**Problem details:** Take every line from the material that has the word "color" in it.

**Material provided:**
========================================
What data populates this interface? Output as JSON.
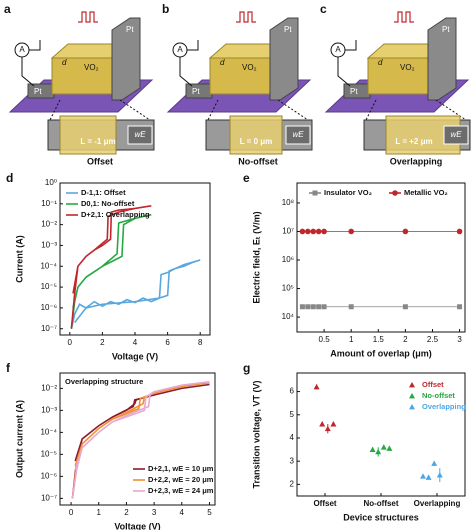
{
  "diagrams": [
    {
      "letter": "a",
      "pt_left": "Pt",
      "pt_right": "Pt",
      "material": "VO₂",
      "gap": "d",
      "meter": "A",
      "length": "L = -1 μm",
      "width": "wE",
      "caption": "Offset"
    },
    {
      "letter": "b",
      "pt_left": "Pt",
      "pt_right": "Pt",
      "material": "VO₂",
      "gap": "d",
      "meter": "A",
      "length": "L = 0 μm",
      "width": "wE",
      "caption": "No-offset"
    },
    {
      "letter": "c",
      "pt_left": "Pt",
      "pt_right": "Pt",
      "material": "VO₂",
      "gap": "d",
      "meter": "A",
      "length": "L = +2 μm",
      "width": "wE",
      "caption": "Overlapping"
    }
  ],
  "chart_data": [
    {
      "letter": "d",
      "type": "line",
      "xlabel": "Voltage (V)",
      "ylabel": "Current (A)",
      "log_y": true,
      "legend": "upper left",
      "xlim": [
        -0.6,
        8.6
      ],
      "xticks": [
        0,
        2,
        4,
        6,
        8
      ],
      "ylim": [
        5e-08,
        1
      ],
      "yticks": [
        {
          "value": 1e-07,
          "label": "10⁻⁷"
        },
        {
          "value": 1e-06,
          "label": "10⁻⁶"
        },
        {
          "value": 1e-05,
          "label": "10⁻⁵"
        },
        {
          "value": 0.0001,
          "label": "10⁻⁴"
        },
        {
          "value": 0.001,
          "label": "10⁻³"
        },
        {
          "value": 0.01,
          "label": "10⁻²"
        },
        {
          "value": 0.1,
          "label": "10⁻¹"
        },
        {
          "value": 1,
          "label": "10⁰"
        }
      ],
      "series": [
        {
          "name": "D-1,1: Offset",
          "color": "#5aa7e0",
          "x": [
            0.1,
            0.3,
            0.6,
            1,
            1.5,
            2,
            2.5,
            3,
            3.5,
            4,
            4.5,
            5,
            5.5,
            6,
            6.1,
            6.5,
            7,
            7.5,
            8,
            7,
            6.5,
            6,
            5.6,
            5.5,
            4,
            2,
            1,
            0.3
          ],
          "values": [
            1e-07,
            5e-07,
            1.5e-06,
            1e-06,
            2e-06,
            1.2e-06,
            2e-06,
            1.5e-06,
            2.5e-06,
            1.8e-06,
            3e-06,
            2e-06,
            3e-06,
            4e-06,
            6e-05,
            8e-05,
            0.0001,
            0.00015,
            0.0002,
            0.00012,
            8e-05,
            5e-05,
            4e-05,
            3e-06,
            2e-06,
            1.5e-06,
            1e-06,
            2e-07
          ]
        },
        {
          "name": "D0,1: No-offset",
          "color": "#27a844",
          "x": [
            0.1,
            0.3,
            0.5,
            1,
            2,
            3,
            3.2,
            3.3,
            4,
            5,
            4,
            3,
            2.9,
            2,
            1,
            0.5,
            0.2
          ],
          "values": [
            1e-07,
            2e-06,
            1e-05,
            3e-05,
            0.0001,
            0.00025,
            0.0003,
            0.01,
            0.02,
            0.03,
            0.02,
            0.012,
            0.0004,
            0.0001,
            3e-05,
            1e-05,
            1e-06
          ]
        },
        {
          "name": "D+2,1: Overlapping",
          "color": "#c0272d",
          "x": [
            0.1,
            0.3,
            0.5,
            1,
            1.5,
            2,
            2.5,
            2.55,
            3,
            4,
            5,
            4,
            3,
            2.35,
            2.3,
            1.5,
            1,
            0.5,
            0.2
          ],
          "values": [
            1e-07,
            5e-06,
            0.0001,
            0.0003,
            0.0006,
            0.001,
            0.002,
            0.04,
            0.05,
            0.06,
            0.08,
            0.06,
            0.04,
            0.025,
            0.002,
            0.0006,
            0.0003,
            0.0001,
            5e-06
          ]
        }
      ]
    },
    {
      "letter": "e",
      "type": "line",
      "marker": true,
      "xlabel": "Amount of overlap (μm)",
      "ylabel": "Electric field, Eₜ (V/m)",
      "log_y": true,
      "legend": "upper center",
      "xlim": [
        0,
        3.1
      ],
      "xticks": [
        0.5,
        1.0,
        1.5,
        2.0,
        2.5,
        3.0
      ],
      "ylim": [
        3000,
        500000000.0
      ],
      "yticks": [
        {
          "value": 10000.0,
          "label": "10⁴"
        },
        {
          "value": 100000.0,
          "label": "10⁵"
        },
        {
          "value": 1000000.0,
          "label": "10⁶"
        },
        {
          "value": 10000000.0,
          "label": "10⁷"
        },
        {
          "value": 100000000.0,
          "label": "10⁸"
        }
      ],
      "series": [
        {
          "name": "Insulator VO₂",
          "color": "#888888",
          "shape": "square",
          "x": [
            0.1,
            0.2,
            0.3,
            0.4,
            0.5,
            1.0,
            2.0,
            3.0
          ],
          "values": [
            23000,
            23000,
            23000,
            23000,
            23000,
            23000,
            23000,
            23000
          ]
        },
        {
          "name": "Metallic VO₂",
          "color": "#c0272d",
          "shape": "circle",
          "x": [
            0.1,
            0.2,
            0.3,
            0.4,
            0.5,
            1.0,
            2.0,
            3.0
          ],
          "values": [
            10000000.0,
            10000000.0,
            10000000.0,
            10000000.0,
            10000000.0,
            10000000.0,
            10000000.0,
            10000000.0
          ]
        }
      ]
    },
    {
      "letter": "f",
      "type": "line",
      "xlabel": "Voltage (V)",
      "ylabel": "Output current (A)",
      "log_y": true,
      "legend": "lower right",
      "annotation": "Overlapping structure",
      "xlim": [
        -0.4,
        5.2
      ],
      "xticks": [
        0,
        1,
        2,
        3,
        4,
        5
      ],
      "ylim": [
        5e-08,
        0.05
      ],
      "yticks": [
        {
          "value": 1e-07,
          "label": "10⁻⁷"
        },
        {
          "value": 1e-06,
          "label": "10⁻⁶"
        },
        {
          "value": 1e-05,
          "label": "10⁻⁵"
        },
        {
          "value": 0.0001,
          "label": "10⁻⁴"
        },
        {
          "value": 0.001,
          "label": "10⁻³"
        },
        {
          "value": 0.01,
          "label": "10⁻²"
        }
      ],
      "series": [
        {
          "name": "D+2,1, wE = 10 μm",
          "color": "#8b1a2b",
          "x": [
            0.05,
            0.2,
            0.4,
            1,
            1.5,
            2,
            2.3,
            2.35,
            3,
            4,
            5,
            4,
            3,
            2.3,
            2.25,
            1.5,
            1,
            0.4,
            0.15
          ],
          "values": [
            1e-07,
            5e-06,
            5e-05,
            0.0002,
            0.0005,
            0.001,
            0.002,
            0.003,
            0.005,
            0.01,
            0.015,
            0.01,
            0.005,
            0.003,
            0.0015,
            0.0005,
            0.0002,
            5e-05,
            5e-06
          ]
        },
        {
          "name": "D+2,2, wE = 20 μm",
          "color": "#f0902f",
          "x": [
            0.05,
            0.2,
            0.4,
            1,
            1.5,
            2,
            2.6,
            2.65,
            3,
            4,
            5,
            4,
            3,
            2.5,
            2.45,
            1.5,
            1,
            0.4,
            0.15
          ],
          "values": [
            1e-07,
            3e-06,
            3e-05,
            0.00015,
            0.0004,
            0.0008,
            0.002,
            0.004,
            0.006,
            0.012,
            0.018,
            0.012,
            0.006,
            0.0035,
            0.0012,
            0.0004,
            0.00015,
            3e-05,
            3e-06
          ]
        },
        {
          "name": "D+2,3, wE = 24 μm",
          "color": "#e8a9cf",
          "x": [
            0.05,
            0.2,
            0.4,
            1,
            1.5,
            2,
            2.8,
            2.85,
            3,
            4,
            5,
            4,
            3,
            2.7,
            2.65,
            1.5,
            1,
            0.4,
            0.15
          ],
          "values": [
            1e-07,
            2e-06,
            2e-05,
            0.0001,
            0.0003,
            0.0006,
            0.0015,
            0.005,
            0.007,
            0.014,
            0.02,
            0.014,
            0.007,
            0.004,
            0.001,
            0.0003,
            0.0001,
            2e-05,
            2e-06
          ]
        }
      ]
    },
    {
      "letter": "g",
      "type": "scatter",
      "xlabel": "Device structures",
      "ylabel": "Transition voltage, VT (V)",
      "legend": "upper right",
      "xlim": [
        0.5,
        3.5
      ],
      "xticks": [
        {
          "value": 1,
          "label": "Offset"
        },
        {
          "value": 2,
          "label": "No-offset"
        },
        {
          "value": 3,
          "label": "Overlapping"
        }
      ],
      "ylim": [
        1.5,
        6.8
      ],
      "yticks": [
        2,
        3,
        4,
        5,
        6
      ],
      "series": [
        {
          "name": "Offset",
          "color": "#c0272d",
          "x": [
            0.85,
            0.95,
            1.05,
            1.15
          ],
          "values": [
            6.2,
            4.6,
            4.4,
            4.6
          ],
          "errors": [
            0.1,
            0.1,
            0.2,
            0.1
          ]
        },
        {
          "name": "No-offset",
          "color": "#27a844",
          "x": [
            1.85,
            1.95,
            2.05,
            2.15
          ],
          "values": [
            3.5,
            3.4,
            3.6,
            3.55
          ],
          "errors": [
            0.1,
            0.2,
            0.1,
            0.05
          ]
        },
        {
          "name": "Overlapping",
          "color": "#4aa8e8",
          "x": [
            2.75,
            2.85,
            2.95,
            3.05
          ],
          "values": [
            2.35,
            2.3,
            2.9,
            2.4
          ],
          "errors": [
            0.05,
            0.05,
            0.1,
            0.3
          ]
        }
      ]
    }
  ]
}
========================================
**Written solution:**
          "color": "#5aa7e0",
          "color": "#27a844",
          "color": "#c0272d",
          "color": "#888888",
          "color": "#c0272d",
          "color": "#8b1a2b",
          "color": "#f0902f",
          "color": "#e8a9cf",
          "color": "#c0272d",
          "color": "#27a844",
          "color": "#4aa8e8",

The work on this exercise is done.